| EXCERPTED DATA |
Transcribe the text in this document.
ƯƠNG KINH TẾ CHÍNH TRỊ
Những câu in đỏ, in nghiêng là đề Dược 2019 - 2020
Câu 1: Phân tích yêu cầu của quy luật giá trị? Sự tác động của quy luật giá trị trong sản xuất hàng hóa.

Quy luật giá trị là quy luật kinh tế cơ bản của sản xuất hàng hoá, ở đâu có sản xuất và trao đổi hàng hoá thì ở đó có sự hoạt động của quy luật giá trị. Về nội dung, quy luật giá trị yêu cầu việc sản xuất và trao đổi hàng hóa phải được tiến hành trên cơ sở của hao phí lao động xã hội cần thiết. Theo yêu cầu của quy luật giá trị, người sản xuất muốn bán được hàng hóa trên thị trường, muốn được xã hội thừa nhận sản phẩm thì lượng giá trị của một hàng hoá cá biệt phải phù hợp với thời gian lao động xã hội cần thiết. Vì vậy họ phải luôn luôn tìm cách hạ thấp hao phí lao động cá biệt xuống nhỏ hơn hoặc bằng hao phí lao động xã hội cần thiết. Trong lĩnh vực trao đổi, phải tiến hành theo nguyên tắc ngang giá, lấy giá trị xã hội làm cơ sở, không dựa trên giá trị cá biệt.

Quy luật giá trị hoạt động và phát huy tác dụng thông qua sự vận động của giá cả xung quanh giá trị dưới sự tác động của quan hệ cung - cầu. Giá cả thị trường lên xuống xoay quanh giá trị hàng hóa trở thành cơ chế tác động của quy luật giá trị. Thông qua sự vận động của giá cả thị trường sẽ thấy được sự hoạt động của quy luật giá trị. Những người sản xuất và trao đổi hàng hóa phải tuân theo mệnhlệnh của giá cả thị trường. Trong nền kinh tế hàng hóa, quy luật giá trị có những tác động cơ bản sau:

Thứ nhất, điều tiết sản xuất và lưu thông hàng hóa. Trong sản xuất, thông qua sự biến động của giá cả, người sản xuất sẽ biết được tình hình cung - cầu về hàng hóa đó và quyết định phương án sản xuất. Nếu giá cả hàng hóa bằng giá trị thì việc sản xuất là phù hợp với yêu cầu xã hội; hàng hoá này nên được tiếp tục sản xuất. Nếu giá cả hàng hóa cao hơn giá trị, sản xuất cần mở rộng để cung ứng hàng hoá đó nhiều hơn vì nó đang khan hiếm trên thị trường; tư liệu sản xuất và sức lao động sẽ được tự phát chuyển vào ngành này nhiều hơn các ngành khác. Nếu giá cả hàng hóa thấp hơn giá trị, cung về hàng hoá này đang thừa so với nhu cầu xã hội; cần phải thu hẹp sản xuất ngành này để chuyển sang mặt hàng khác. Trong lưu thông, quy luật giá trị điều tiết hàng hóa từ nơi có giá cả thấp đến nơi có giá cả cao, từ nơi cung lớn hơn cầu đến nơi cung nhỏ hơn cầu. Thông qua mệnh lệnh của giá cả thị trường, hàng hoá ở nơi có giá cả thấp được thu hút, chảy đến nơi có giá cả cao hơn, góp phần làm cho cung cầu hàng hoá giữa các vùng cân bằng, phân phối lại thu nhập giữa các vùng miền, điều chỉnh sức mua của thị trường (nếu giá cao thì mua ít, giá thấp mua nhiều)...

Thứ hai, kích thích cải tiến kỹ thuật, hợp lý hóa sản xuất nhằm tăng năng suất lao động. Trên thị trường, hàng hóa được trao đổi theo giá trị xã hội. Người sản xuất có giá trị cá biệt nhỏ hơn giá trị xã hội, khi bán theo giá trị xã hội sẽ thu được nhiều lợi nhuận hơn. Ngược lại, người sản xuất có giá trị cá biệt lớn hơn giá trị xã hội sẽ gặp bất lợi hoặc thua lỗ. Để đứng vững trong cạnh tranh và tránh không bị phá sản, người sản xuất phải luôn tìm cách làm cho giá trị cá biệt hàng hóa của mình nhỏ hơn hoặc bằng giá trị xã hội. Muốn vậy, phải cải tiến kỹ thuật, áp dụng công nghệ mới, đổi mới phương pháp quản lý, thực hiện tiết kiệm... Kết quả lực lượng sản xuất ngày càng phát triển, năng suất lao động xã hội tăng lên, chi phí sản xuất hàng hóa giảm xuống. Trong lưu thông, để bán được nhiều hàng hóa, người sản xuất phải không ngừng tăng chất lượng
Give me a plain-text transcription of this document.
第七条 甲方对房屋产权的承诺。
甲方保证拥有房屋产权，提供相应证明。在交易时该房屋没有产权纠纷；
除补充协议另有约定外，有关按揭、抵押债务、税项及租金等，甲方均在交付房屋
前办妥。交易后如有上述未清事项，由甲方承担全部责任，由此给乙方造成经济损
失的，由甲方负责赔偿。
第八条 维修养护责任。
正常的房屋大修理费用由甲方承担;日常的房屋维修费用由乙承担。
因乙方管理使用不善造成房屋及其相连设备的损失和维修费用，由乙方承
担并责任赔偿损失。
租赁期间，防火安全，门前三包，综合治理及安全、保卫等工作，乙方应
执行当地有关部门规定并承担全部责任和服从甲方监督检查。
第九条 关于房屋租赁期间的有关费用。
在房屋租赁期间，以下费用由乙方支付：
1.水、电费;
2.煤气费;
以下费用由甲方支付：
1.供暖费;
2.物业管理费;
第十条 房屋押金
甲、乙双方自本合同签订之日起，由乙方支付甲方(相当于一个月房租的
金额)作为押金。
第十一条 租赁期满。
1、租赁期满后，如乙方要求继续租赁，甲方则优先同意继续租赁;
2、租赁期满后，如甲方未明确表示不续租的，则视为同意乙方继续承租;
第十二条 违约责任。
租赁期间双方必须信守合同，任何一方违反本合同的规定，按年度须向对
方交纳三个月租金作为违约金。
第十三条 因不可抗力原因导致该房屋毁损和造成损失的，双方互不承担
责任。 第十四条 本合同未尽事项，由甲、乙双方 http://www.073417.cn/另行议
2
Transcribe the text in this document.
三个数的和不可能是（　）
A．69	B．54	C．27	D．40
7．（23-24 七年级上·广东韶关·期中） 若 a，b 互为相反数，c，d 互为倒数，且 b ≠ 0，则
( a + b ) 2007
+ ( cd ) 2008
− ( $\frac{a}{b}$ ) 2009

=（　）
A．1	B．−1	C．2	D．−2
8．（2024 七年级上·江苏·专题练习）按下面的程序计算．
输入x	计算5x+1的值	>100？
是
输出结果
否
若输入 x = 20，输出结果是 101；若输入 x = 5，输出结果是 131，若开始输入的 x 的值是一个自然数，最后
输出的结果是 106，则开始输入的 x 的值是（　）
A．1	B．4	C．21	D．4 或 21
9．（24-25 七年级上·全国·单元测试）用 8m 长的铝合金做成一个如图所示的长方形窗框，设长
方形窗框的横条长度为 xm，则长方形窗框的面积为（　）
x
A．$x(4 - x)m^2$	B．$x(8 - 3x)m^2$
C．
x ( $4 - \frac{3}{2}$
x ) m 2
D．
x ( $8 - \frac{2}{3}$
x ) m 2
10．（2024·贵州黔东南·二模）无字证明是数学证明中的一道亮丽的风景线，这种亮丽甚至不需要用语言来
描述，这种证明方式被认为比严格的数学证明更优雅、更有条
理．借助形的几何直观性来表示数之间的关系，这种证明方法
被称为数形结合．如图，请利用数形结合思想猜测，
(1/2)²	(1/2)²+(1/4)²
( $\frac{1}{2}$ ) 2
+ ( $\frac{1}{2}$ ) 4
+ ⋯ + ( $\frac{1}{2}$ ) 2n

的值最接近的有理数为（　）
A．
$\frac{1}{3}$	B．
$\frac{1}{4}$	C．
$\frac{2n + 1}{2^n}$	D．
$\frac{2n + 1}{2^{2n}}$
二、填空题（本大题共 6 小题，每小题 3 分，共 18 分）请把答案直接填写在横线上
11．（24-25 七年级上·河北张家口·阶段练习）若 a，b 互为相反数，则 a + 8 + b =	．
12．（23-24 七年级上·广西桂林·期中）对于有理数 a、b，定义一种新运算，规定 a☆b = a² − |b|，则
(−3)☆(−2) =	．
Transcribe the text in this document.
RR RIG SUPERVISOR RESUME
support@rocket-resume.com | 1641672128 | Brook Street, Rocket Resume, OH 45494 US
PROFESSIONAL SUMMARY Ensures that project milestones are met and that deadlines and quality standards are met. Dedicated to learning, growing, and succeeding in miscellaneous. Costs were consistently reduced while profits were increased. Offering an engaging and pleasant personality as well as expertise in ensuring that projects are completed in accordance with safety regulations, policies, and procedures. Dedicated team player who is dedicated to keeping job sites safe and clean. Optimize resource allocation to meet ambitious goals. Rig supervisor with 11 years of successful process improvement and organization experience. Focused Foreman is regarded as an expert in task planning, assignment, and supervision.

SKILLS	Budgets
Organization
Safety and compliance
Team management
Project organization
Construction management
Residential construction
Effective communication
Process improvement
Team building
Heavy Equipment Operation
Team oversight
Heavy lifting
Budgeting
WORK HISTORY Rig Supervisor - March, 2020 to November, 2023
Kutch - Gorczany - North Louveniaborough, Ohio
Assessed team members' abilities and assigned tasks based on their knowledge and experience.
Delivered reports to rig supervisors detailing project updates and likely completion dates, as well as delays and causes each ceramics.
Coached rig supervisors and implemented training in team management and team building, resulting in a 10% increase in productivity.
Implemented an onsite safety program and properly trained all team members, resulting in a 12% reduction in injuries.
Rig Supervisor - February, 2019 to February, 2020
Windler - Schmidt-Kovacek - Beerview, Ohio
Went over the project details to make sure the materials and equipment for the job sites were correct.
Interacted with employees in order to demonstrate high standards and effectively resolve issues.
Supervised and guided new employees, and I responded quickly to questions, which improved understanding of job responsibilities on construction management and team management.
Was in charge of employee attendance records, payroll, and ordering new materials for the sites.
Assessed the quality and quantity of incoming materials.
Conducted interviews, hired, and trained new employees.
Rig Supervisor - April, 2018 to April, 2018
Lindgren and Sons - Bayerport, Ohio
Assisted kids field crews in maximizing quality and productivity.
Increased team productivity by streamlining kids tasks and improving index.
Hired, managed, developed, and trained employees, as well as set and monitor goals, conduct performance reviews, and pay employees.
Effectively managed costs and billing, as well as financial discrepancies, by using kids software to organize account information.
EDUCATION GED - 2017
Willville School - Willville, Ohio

| REQUIRED TASK |
Copy out every line in the entries above that holds "improvement".

| RESULT OF THIS TASK |
PROFESSIONAL SUMMARY Ensures that project milestones are met and that deadlines and quality standards are met. Dedicated to learning, growing, and succeeding in miscellaneous. Costs were consistently reduced while profits were increased. Offering an engaging and pleasant personality as well as expertise in ensuring that projects are completed in accordance with safety regulations, policies, and procedures. Dedicated team player who is dedicated to keeping job sites safe and clean. Optimize resource allocation to meet ambitious goals. Rig supervisor with 11 years of successful process improvement and organization experience. Focused Foreman is regarded as an expert in task planning, assignment, and supervision.
Process improvement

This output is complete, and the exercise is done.